# [WORK INSTRUCTIONS]
Only the pictures are omitted; repeat all other data exactly.

-------- RECORD EXCERPTS --------

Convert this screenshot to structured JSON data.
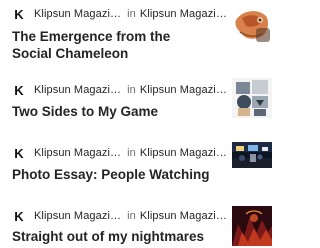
{
  "feed": {
    "items": [
      {
        "author": "Klipsun Magazi…",
        "in_label": "in",
        "publication": "Klipsun Magazi…",
        "publication_initial": "K",
        "title": "The Emergence from the Social Chameleon",
        "thumbnail_icon": "chameleon-thumbnail"
      },
      {
        "author": "Klipsun Magazi…",
        "in_label": "in",
        "publication": "Klipsun Magazi…",
        "publication_initial": "K",
        "title": "Two Sides to My Game",
        "thumbnail_icon": "collage-thumbnail"
      },
      {
        "author": "Klipsun Magazi…",
        "in_label": "in",
        "publication": "Klipsun Magazi…",
        "publication_initial": "K",
        "title": "Photo Essay: People Watching",
        "thumbnail_icon": "night-street-thumbnail"
      },
      {
        "author": "Klipsun Magazi…",
        "in_label": "in",
        "publication": "Klipsun Magazi…",
        "publication_initial": "K",
        "title": "Straight out of my nightmares",
        "thumbnail_icon": "nightmare-thumbnail"
      }
    ]
  }
}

--------

# [FULL OUTPUT]
Convert this screenshot to structured JSON data.
{
  "feed": {
    "items": [
      {
        "author": "Klipsun Magazi…",
        "in_label": "in",
        "publication": "Klipsun Magazi…",
        "publication_initial": "K",
        "title": "The Emergence from the Social Chameleon",
        "thumbnail_icon": "chameleon-thumbnail"
      },
      {
        "author": "Klipsun Magazi…",
        "in_label": "in",
        "publication": "Klipsun Magazi…",
        "publication_initial": "K",
        "title": "Two Sides to My Game",
        "thumbnail_icon": "collage-thumbnail"
      },
      {
        "author": "Klipsun Magazi…",
        "in_label": "in",
        "publication": "Klipsun Magazi…",
        "publication_initial": "K",
        "title": "Photo Essay: People Watching",
        "thumbnail_icon": "night-street-thumbnail"
      },
      {
        "author": "Klipsun Magazi…",
        "in_label": "in",
        "publication": "Klipsun Magazi…",
        "publication_initial": "K",
        "title": "Straight out of my nightmares",
        "thumbnail_icon": "nightmare-thumbnail"
      }
    ]
  }
}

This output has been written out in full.